'''

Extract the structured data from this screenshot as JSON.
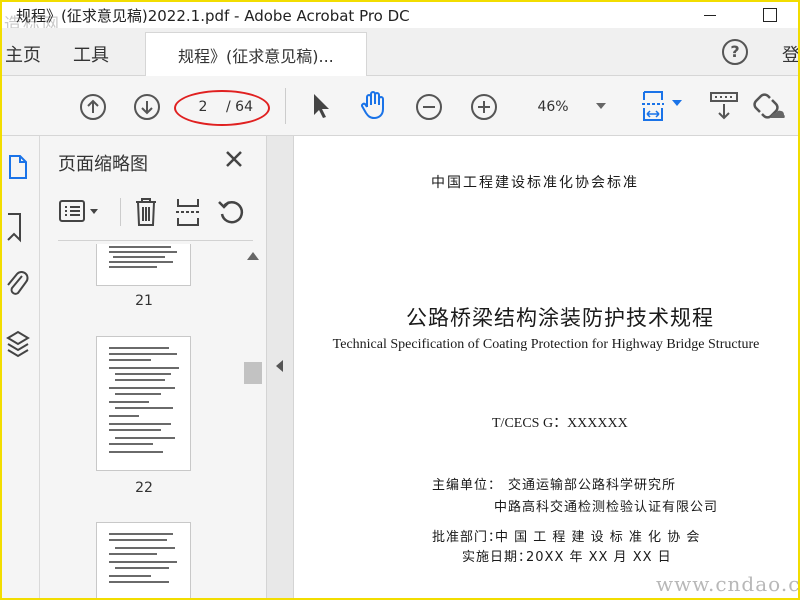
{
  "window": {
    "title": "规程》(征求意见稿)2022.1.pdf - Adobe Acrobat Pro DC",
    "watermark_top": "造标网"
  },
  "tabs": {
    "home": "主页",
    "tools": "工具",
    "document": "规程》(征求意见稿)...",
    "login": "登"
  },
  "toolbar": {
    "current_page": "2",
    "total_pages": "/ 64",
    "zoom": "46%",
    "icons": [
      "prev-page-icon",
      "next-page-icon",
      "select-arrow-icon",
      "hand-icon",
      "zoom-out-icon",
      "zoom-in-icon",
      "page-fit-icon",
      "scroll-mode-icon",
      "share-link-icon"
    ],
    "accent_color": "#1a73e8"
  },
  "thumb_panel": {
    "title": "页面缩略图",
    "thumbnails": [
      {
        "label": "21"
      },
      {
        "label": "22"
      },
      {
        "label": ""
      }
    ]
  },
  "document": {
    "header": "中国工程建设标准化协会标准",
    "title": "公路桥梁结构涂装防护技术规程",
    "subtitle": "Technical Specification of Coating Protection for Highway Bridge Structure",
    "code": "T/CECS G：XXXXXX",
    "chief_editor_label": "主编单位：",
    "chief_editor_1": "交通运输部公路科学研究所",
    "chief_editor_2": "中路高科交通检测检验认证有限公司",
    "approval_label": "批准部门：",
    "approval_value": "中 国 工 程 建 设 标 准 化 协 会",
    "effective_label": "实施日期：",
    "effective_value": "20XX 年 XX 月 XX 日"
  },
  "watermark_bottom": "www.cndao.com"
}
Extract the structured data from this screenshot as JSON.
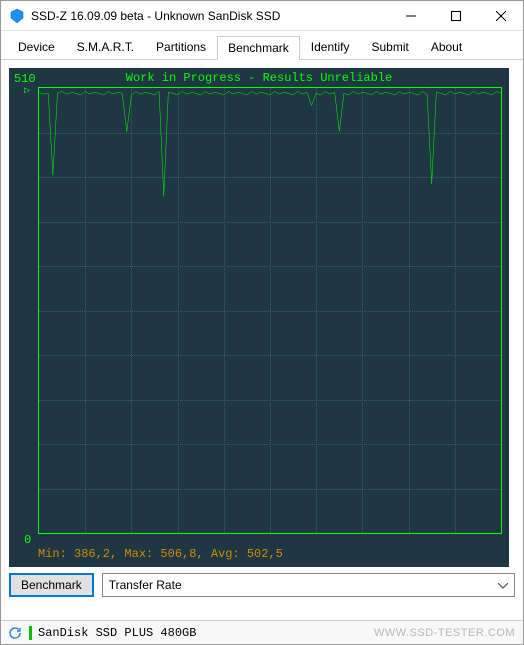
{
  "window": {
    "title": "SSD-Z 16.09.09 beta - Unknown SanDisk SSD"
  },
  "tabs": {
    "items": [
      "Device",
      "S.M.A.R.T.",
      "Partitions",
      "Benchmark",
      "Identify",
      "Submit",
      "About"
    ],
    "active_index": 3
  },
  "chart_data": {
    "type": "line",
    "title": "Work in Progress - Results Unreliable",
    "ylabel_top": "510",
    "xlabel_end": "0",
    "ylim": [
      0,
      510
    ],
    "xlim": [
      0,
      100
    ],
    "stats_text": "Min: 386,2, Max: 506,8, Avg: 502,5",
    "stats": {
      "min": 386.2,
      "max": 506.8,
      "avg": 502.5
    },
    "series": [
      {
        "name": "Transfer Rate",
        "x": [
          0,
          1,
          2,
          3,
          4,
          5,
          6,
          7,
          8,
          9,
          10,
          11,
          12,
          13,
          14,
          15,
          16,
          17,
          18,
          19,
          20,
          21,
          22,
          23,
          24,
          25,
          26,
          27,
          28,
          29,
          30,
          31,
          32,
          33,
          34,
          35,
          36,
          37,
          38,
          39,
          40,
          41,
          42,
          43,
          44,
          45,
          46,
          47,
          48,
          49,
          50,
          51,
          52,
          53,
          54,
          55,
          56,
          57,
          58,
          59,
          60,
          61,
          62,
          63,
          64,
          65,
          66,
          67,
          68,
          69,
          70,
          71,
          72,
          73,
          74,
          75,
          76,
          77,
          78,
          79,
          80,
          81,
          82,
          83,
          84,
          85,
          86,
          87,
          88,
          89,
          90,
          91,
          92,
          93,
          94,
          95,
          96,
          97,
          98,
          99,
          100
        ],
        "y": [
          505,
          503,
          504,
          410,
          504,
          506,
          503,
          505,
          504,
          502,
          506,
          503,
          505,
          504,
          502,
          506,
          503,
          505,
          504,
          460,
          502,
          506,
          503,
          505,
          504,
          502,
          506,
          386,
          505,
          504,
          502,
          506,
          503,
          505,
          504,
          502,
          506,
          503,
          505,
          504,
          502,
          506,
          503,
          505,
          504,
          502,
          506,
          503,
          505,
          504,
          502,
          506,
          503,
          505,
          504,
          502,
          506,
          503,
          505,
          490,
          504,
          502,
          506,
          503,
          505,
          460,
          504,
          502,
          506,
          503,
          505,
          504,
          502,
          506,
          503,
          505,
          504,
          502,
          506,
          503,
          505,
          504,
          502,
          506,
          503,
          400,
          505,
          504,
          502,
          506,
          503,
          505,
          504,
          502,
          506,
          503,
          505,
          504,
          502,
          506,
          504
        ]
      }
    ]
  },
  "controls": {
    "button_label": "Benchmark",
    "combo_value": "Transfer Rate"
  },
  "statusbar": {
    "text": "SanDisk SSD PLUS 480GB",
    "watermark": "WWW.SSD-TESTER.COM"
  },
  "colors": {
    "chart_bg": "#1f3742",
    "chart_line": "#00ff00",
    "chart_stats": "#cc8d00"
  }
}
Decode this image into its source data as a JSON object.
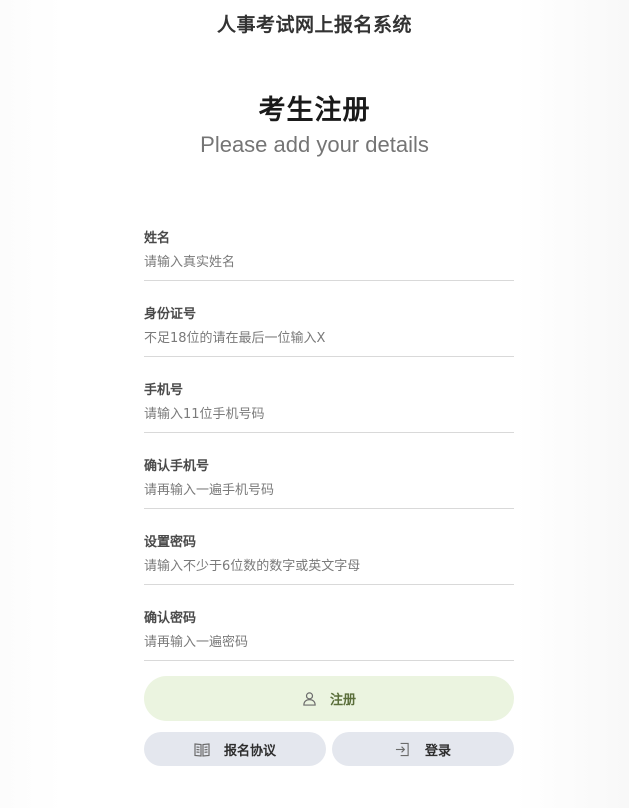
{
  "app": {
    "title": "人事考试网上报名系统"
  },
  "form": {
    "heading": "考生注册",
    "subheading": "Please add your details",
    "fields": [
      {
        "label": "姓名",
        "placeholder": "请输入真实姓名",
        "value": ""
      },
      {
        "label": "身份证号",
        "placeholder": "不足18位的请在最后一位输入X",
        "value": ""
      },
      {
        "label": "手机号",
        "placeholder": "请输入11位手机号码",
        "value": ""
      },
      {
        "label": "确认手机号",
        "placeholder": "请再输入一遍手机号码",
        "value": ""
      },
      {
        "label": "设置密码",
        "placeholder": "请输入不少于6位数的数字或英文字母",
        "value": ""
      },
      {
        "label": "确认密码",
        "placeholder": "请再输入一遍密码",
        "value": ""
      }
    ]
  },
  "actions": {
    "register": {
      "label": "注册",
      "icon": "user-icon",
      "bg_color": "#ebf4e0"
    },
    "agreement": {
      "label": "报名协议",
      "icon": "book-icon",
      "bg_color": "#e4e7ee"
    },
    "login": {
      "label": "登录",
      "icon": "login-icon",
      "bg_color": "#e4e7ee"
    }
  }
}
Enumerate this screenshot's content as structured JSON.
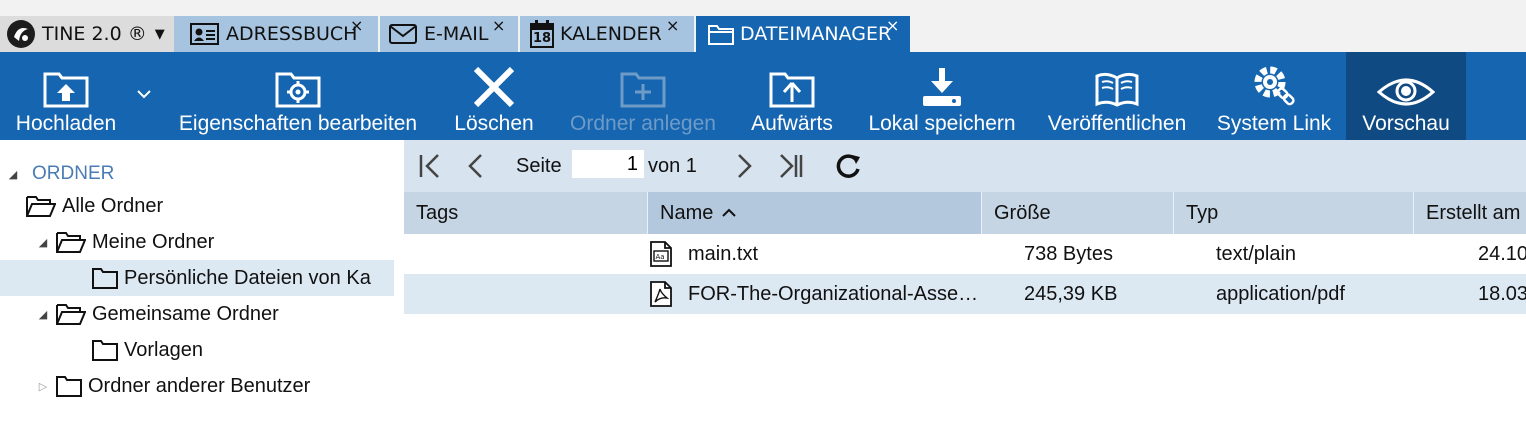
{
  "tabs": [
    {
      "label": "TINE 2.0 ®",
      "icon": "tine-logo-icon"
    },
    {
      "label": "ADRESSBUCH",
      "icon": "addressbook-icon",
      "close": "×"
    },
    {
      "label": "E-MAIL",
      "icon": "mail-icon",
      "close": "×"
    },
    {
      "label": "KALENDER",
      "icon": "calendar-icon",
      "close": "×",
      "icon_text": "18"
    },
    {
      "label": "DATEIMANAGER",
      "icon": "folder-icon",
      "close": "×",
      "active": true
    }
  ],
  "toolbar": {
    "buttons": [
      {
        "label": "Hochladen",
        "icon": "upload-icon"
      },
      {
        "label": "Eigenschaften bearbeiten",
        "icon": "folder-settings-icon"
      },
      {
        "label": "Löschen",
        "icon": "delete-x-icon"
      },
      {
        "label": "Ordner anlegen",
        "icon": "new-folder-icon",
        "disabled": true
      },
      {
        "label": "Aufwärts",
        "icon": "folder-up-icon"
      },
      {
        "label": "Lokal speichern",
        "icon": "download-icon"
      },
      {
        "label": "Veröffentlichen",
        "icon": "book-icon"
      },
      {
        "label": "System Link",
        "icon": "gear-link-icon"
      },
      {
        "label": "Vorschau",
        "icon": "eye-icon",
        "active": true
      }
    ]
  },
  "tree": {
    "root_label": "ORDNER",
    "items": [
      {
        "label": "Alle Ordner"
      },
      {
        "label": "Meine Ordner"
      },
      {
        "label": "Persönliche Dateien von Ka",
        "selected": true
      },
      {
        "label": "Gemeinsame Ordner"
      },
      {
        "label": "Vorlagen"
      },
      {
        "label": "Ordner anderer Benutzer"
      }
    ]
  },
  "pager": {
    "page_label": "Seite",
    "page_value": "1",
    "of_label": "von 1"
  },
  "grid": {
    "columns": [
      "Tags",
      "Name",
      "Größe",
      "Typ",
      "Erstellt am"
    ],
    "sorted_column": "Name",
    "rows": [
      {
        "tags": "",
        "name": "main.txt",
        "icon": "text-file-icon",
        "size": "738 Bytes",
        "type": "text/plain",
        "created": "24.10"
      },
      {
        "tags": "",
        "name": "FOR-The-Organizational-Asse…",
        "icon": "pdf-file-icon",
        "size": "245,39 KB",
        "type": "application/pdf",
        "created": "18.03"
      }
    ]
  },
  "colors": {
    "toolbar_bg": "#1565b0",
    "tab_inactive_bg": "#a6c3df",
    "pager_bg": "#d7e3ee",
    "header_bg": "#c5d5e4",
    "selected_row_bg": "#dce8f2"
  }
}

'''

## Exercise task
Return each line where "file" shows up.

## Answer
        "icon": "text-file-icon",
        "icon": "pdf-file-icon",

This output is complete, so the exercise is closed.